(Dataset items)
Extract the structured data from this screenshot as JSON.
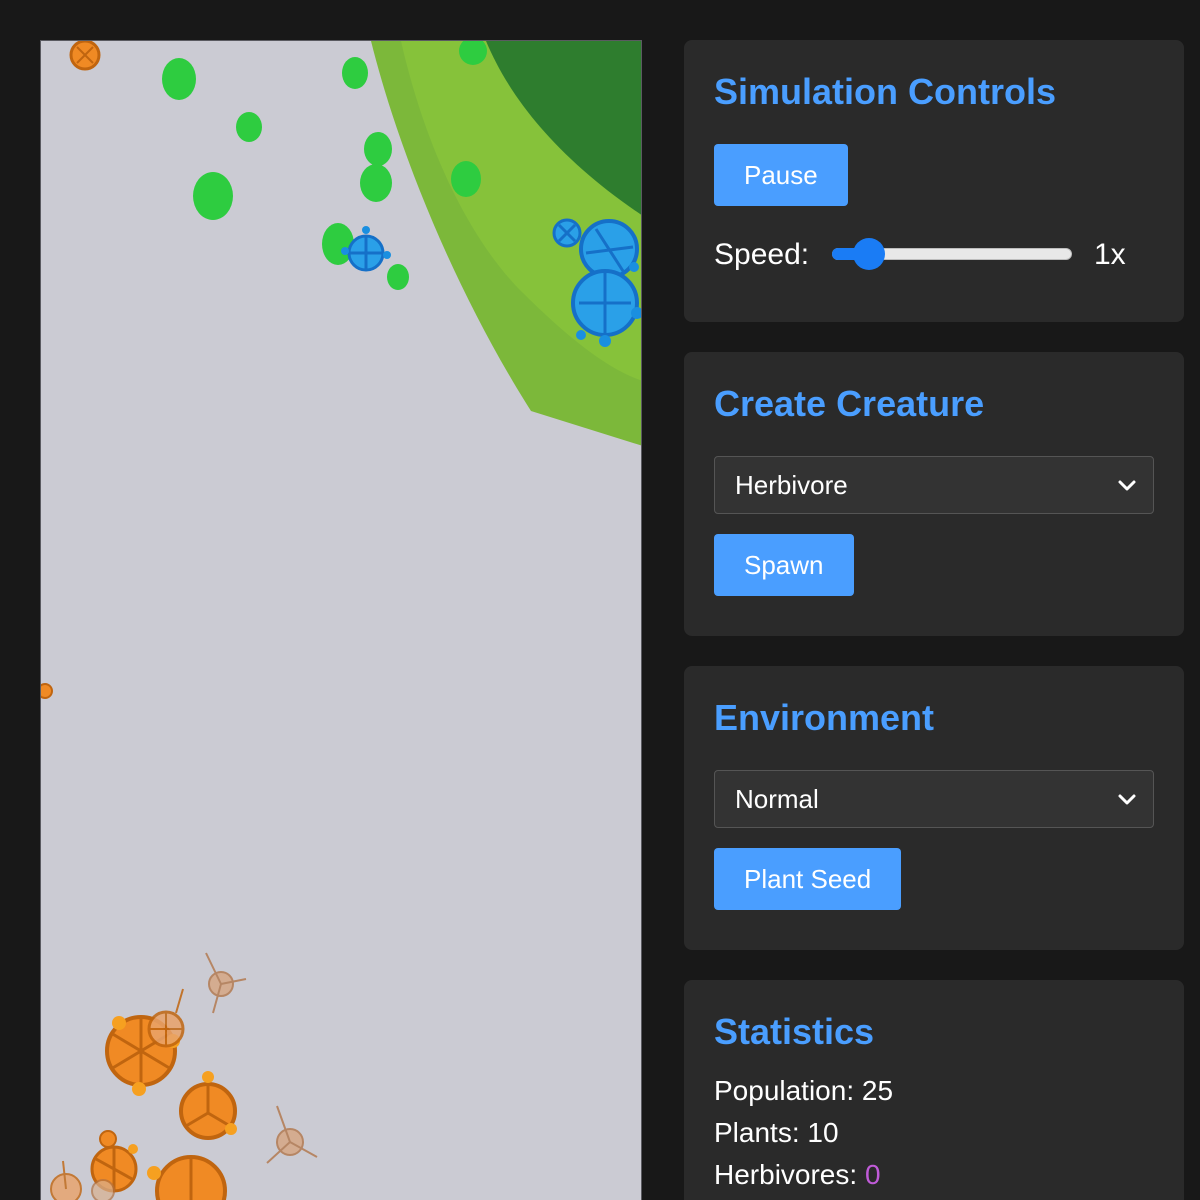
{
  "controls": {
    "title": "Simulation Controls",
    "pause_label": "Pause",
    "speed_label": "Speed:",
    "speed_value": "1x",
    "speed_fraction": 0.1
  },
  "create": {
    "title": "Create Creature",
    "selected_type": "Herbivore",
    "spawn_label": "Spawn"
  },
  "environment": {
    "title": "Environment",
    "selected_env": "Normal",
    "plant_label": "Plant Seed"
  },
  "statistics": {
    "title": "Statistics",
    "population_label": "Population:",
    "population_value": "25",
    "plants_label": "Plants:",
    "plants_value": "10",
    "herbivores_label": "Herbivores:",
    "herbivores_value": "0"
  },
  "colors": {
    "accent": "#4a9eff",
    "panel_bg": "#2a2a2a",
    "page_bg": "#181818",
    "canvas_bg": "#cbcbd3",
    "plant": "#2ecc40",
    "herbivore": "#1a8fe0",
    "carnivore": "#f08a24",
    "herbivore_count_color": "#c05bd8"
  }
}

■ **INSTRUCTION**: Copy out every line of the listing that contains the string "title".

■ **FINAL RESULT**:
    "title": "Simulation Controls",
    "title": "Create Creature",
    "title": "Environment",
    "title": "Statistics",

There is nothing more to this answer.